Exercise data —
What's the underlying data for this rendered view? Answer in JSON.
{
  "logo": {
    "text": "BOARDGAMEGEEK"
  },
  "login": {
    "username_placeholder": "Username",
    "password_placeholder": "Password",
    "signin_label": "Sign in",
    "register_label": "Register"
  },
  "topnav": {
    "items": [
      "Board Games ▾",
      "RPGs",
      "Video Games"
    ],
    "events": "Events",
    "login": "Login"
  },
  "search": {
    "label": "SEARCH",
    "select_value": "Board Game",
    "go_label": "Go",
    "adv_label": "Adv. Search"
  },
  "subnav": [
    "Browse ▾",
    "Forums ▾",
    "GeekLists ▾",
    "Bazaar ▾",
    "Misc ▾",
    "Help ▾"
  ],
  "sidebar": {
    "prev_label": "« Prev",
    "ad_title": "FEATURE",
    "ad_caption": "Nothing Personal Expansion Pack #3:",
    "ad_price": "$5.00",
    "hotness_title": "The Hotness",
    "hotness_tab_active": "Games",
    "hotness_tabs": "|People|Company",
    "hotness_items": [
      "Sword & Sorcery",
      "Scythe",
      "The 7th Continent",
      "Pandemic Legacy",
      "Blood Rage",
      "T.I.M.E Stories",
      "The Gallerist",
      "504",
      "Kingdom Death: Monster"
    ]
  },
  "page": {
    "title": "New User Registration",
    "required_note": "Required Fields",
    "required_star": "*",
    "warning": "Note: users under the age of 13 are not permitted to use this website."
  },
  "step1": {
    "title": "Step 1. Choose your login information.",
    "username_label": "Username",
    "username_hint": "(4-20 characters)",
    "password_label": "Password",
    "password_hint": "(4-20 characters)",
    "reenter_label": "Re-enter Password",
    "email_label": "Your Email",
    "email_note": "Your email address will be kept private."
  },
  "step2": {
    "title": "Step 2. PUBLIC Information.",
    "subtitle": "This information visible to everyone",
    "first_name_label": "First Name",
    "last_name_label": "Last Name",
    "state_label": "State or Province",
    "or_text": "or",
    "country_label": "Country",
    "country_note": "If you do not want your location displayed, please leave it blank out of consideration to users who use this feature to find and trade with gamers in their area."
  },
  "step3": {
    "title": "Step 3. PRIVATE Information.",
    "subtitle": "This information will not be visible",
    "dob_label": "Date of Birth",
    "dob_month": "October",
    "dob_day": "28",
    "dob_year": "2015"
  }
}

To be done — Reproduce every record above exactly as it appears.

Response —
What's the underlying data for this rendered view? Answer in JSON.
{
  "logo": {
    "text": "BOARDGAMEGEEK"
  },
  "login": {
    "username_placeholder": "Username",
    "password_placeholder": "Password",
    "signin_label": "Sign in",
    "register_label": "Register"
  },
  "topnav": {
    "items": [
      "Board Games ▾",
      "RPGs",
      "Video Games"
    ],
    "events": "Events",
    "login": "Login"
  },
  "search": {
    "label": "SEARCH",
    "select_value": "Board Game",
    "go_label": "Go",
    "adv_label": "Adv. Search"
  },
  "subnav": [
    "Browse ▾",
    "Forums ▾",
    "GeekLists ▾",
    "Bazaar ▾",
    "Misc ▾",
    "Help ▾"
  ],
  "sidebar": {
    "prev_label": "« Prev",
    "ad_title": "FEATURE",
    "ad_caption": "Nothing Personal Expansion Pack #3:",
    "ad_price": "$5.00",
    "hotness_title": "The Hotness",
    "hotness_tab_active": "Games",
    "hotness_tabs": "|People|Company",
    "hotness_items": [
      "Sword & Sorcery",
      "Scythe",
      "The 7th Continent",
      "Pandemic Legacy",
      "Blood Rage",
      "T.I.M.E Stories",
      "The Gallerist",
      "504",
      "Kingdom Death: Monster"
    ]
  },
  "page": {
    "title": "New User Registration",
    "required_note": "Required Fields",
    "required_star": "*",
    "warning": "Note: users under the age of 13 are not permitted to use this website."
  },
  "step1": {
    "title": "Step 1. Choose your login information.",
    "username_label": "Username",
    "username_hint": "(4-20 characters)",
    "password_label": "Password",
    "password_hint": "(4-20 characters)",
    "reenter_label": "Re-enter Password",
    "email_label": "Your Email",
    "email_note": "Your email address will be kept private."
  },
  "step2": {
    "title": "Step 2. PUBLIC Information.",
    "subtitle": "This information visible to everyone",
    "first_name_label": "First Name",
    "last_name_label": "Last Name",
    "state_label": "State or Province",
    "or_text": "or",
    "country_label": "Country",
    "country_note": "If you do not want your location displayed, please leave it blank out of consideration to users who use this feature to find and trade with gamers in their area."
  },
  "step3": {
    "title": "Step 3. PRIVATE Information.",
    "subtitle": "This information will not be visible",
    "dob_label": "Date of Birth",
    "dob_month": "October",
    "dob_day": "28",
    "dob_year": "2015"
  }
}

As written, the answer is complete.